=== WHAT THIS TASK INVOLVES ===
Copy out the entries below precisely; nothing is to be omitted.

Dataset rows about figures
-------------------------

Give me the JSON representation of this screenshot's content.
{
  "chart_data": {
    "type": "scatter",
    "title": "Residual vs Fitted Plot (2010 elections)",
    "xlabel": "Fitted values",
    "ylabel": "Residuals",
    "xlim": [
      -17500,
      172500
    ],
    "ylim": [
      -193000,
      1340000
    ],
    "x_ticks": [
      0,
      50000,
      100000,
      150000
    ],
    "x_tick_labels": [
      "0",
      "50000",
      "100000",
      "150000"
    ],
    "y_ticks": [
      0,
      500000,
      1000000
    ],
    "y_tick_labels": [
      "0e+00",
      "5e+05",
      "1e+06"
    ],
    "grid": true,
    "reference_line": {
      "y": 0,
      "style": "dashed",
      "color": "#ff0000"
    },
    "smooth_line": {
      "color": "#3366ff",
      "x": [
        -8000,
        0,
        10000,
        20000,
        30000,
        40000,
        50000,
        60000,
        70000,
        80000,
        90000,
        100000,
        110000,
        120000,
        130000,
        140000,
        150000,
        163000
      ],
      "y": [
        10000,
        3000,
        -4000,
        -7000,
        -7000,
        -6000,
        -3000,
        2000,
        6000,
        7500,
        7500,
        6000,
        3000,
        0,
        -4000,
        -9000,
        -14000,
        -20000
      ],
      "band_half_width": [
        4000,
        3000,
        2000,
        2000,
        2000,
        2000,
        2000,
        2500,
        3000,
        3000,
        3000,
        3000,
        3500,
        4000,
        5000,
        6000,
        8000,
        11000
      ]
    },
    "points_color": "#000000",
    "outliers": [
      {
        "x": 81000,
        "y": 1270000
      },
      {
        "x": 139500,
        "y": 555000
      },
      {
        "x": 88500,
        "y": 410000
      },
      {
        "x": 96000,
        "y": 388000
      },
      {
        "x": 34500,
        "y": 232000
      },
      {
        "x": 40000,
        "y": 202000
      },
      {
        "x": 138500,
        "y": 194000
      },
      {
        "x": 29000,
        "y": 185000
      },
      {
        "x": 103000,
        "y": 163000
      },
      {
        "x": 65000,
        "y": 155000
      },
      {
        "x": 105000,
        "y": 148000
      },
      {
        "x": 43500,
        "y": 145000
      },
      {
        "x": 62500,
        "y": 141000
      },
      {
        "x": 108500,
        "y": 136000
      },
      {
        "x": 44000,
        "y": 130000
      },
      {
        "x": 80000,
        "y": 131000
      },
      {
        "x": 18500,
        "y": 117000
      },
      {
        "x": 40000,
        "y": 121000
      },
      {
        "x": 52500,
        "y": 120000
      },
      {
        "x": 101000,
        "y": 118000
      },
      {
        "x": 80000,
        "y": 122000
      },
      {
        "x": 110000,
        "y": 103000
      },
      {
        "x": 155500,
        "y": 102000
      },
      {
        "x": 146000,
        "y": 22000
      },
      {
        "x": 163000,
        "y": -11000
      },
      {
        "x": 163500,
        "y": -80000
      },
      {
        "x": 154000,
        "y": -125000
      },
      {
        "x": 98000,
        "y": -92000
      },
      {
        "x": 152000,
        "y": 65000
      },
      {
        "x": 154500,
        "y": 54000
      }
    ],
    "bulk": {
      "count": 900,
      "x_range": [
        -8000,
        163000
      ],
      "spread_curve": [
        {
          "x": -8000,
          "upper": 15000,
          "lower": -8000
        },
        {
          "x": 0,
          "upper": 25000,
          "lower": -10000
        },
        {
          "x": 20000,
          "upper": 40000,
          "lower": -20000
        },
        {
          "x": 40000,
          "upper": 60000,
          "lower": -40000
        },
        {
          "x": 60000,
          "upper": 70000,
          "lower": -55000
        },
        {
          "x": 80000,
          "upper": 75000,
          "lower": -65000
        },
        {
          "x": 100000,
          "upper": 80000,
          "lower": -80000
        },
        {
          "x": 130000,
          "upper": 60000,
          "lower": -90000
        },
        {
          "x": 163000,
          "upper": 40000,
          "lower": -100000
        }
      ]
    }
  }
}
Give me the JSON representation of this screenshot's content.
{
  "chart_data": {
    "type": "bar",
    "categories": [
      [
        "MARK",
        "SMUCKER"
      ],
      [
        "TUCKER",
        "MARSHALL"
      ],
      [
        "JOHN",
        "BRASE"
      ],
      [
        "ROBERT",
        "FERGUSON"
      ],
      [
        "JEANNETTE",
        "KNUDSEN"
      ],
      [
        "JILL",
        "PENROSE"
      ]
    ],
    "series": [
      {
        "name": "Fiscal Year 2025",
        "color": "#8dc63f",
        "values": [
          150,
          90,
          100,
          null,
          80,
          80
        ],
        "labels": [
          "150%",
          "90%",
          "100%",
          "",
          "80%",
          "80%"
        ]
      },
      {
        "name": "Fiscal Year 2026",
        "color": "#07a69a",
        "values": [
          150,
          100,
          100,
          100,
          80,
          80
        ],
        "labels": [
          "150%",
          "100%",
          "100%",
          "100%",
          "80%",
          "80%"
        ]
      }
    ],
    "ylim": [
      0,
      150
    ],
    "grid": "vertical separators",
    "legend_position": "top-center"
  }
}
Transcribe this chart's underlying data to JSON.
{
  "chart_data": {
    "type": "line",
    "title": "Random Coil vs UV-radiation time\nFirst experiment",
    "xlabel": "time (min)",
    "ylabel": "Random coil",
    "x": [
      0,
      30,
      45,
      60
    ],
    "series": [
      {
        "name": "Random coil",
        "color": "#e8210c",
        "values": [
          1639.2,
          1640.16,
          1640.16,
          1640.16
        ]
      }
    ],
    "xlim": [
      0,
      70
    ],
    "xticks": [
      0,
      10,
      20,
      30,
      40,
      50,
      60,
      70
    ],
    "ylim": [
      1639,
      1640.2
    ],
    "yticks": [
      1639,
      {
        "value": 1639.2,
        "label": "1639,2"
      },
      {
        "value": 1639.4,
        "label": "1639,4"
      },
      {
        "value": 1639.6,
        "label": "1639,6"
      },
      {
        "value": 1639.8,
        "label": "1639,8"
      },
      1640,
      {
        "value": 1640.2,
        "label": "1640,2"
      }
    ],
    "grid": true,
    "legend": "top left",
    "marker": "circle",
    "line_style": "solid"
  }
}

-------------------------

=== SOLUTION FOR THIS PROBLEM ===
Give me the JSON representation of this screenshot's content.
{
  "chart_data": {
    "type": "scatter",
    "title": "Residual vs Fitted Plot (2010 elections)",
    "xlabel": "Fitted values",
    "ylabel": "Residuals",
    "xlim": [
      -17500,
      172500
    ],
    "ylim": [
      -193000,
      1340000
    ],
    "x_ticks": [
      0,
      50000,
      100000,
      150000
    ],
    "x_tick_labels": [
      "0",
      "50000",
      "100000",
      "150000"
    ],
    "y_ticks": [
      0,
      500000,
      1000000
    ],
    "y_tick_labels": [
      "0e+00",
      "5e+05",
      "1e+06"
    ],
    "grid": true,
    "reference_line": {
      "y": 0,
      "style": "dashed",
      "color": "#ff0000"
    },
    "smooth_line": {
      "color": "#3366ff",
      "x": [
        -8000,
        0,
        10000,
        20000,
        30000,
        40000,
        50000,
        60000,
        70000,
        80000,
        90000,
        100000,
        110000,
        120000,
        130000,
        140000,
        150000,
        163000
      ],
      "y": [
        10000,
        3000,
        -4000,
        -7000,
        -7000,
        -6000,
        -3000,
        2000,
        6000,
        7500,
        7500,
        6000,
        3000,
        0,
        -4000,
        -9000,
        -14000,
        -20000
      ],
      "band_half_width": [
        4000,
        3000,
        2000,
        2000,
        2000,
        2000,
        2000,
        2500,
        3000,
        3000,
        3000,
        3000,
        3500,
        4000,
        5000,
        6000,
        8000,
        11000
      ]
    },
    "points_color": "#000000",
    "outliers": [
      {
        "x": 81000,
        "y": 1270000
      },
      {
        "x": 139500,
        "y": 555000
      },
      {
        "x": 88500,
        "y": 410000
      },
      {
        "x": 96000,
        "y": 388000
      },
      {
        "x": 34500,
        "y": 232000
      },
      {
        "x": 40000,
        "y": 202000
      },
      {
        "x": 138500,
        "y": 194000
      },
      {
        "x": 29000,
        "y": 185000
      },
      {
        "x": 103000,
        "y": 163000
      },
      {
        "x": 65000,
        "y": 155000
      },
      {
        "x": 105000,
        "y": 148000
      },
      {
        "x": 43500,
        "y": 145000
      },
      {
        "x": 62500,
        "y": 141000
      },
      {
        "x": 108500,
        "y": 136000
      },
      {
        "x": 44000,
        "y": 130000
      },
      {
        "x": 80000,
        "y": 131000
      },
      {
        "x": 18500,
        "y": 117000
      },
      {
        "x": 40000,
        "y": 121000
      },
      {
        "x": 52500,
        "y": 120000
      },
      {
        "x": 101000,
        "y": 118000
      },
      {
        "x": 80000,
        "y": 122000
      },
      {
        "x": 110000,
        "y": 103000
      },
      {
        "x": 155500,
        "y": 102000
      },
      {
        "x": 146000,
        "y": 22000
      },
      {
        "x": 163000,
        "y": -11000
      },
      {
        "x": 163500,
        "y": -80000
      },
      {
        "x": 154000,
        "y": -125000
      },
      {
        "x": 98000,
        "y": -92000
      },
      {
        "x": 152000,
        "y": 65000
      },
      {
        "x": 154500,
        "y": 54000
      }
    ],
    "bulk": {
      "count": 900,
      "x_range": [
        -8000,
        163000
      ],
      "spread_curve": [
        {
          "x": -8000,
          "upper": 15000,
          "lower": -8000
        },
        {
          "x": 0,
          "upper": 25000,
          "lower": -10000
        },
        {
          "x": 20000,
          "upper": 40000,
          "lower": -20000
        },
        {
          "x": 40000,
          "upper": 60000,
          "lower": -40000
        },
        {
          "x": 60000,
          "upper": 70000,
          "lower": -55000
        },
        {
          "x": 80000,
          "upper": 75000,
          "lower": -65000
        },
        {
          "x": 100000,
          "upper": 80000,
          "lower": -80000
        },
        {
          "x": 130000,
          "upper": 60000,
          "lower": -90000
        },
        {
          "x": 163000,
          "upper": 40000,
          "lower": -100000
        }
      ]
    }
  }
}
Give me the JSON representation of this screenshot's content.
{
  "chart_data": {
    "type": "bar",
    "categories": [
      [
        "MARK",
        "SMUCKER"
      ],
      [
        "TUCKER",
        "MARSHALL"
      ],
      [
        "JOHN",
        "BRASE"
      ],
      [
        "ROBERT",
        "FERGUSON"
      ],
      [
        "JEANNETTE",
        "KNUDSEN"
      ],
      [
        "JILL",
        "PENROSE"
      ]
    ],
    "series": [
      {
        "name": "Fiscal Year 2025",
        "color": "#8dc63f",
        "values": [
          150,
          90,
          100,
          null,
          80,
          80
        ],
        "labels": [
          "150%",
          "90%",
          "100%",
          "",
          "80%",
          "80%"
        ]
      },
      {
        "name": "Fiscal Year 2026",
        "color": "#07a69a",
        "values": [
          150,
          100,
          100,
          100,
          80,
          80
        ],
        "labels": [
          "150%",
          "100%",
          "100%",
          "100%",
          "80%",
          "80%"
        ]
      }
    ],
    "ylim": [
      0,
      150
    ],
    "grid": "vertical separators",
    "legend_position": "top-center"
  }
}
Transcribe this chart's underlying data to JSON.
{
  "chart_data": {
    "type": "line",
    "title": "Random Coil vs UV-radiation time\nFirst experiment",
    "xlabel": "time (min)",
    "ylabel": "Random coil",
    "x": [
      0,
      30,
      45,
      60
    ],
    "series": [
      {
        "name": "Random coil",
        "color": "#e8210c",
        "values": [
          1639.2,
          1640.16,
          1640.16,
          1640.16
        ]
      }
    ],
    "xlim": [
      0,
      70
    ],
    "xticks": [
      0,
      10,
      20,
      30,
      40,
      50,
      60,
      70
    ],
    "ylim": [
      1639,
      1640.2
    ],
    "yticks": [
      1639,
      {
        "value": 1639.2,
        "label": "1639,2"
      },
      {
        "value": 1639.4,
        "label": "1639,4"
      },
      {
        "value": 1639.6,
        "label": "1639,6"
      },
      {
        "value": 1639.8,
        "label": "1639,8"
      },
      1640,
      {
        "value": 1640.2,
        "label": "1640,2"
      }
    ],
    "grid": true,
    "legend": "top left",
    "marker": "circle",
    "line_style": "solid"
  }
}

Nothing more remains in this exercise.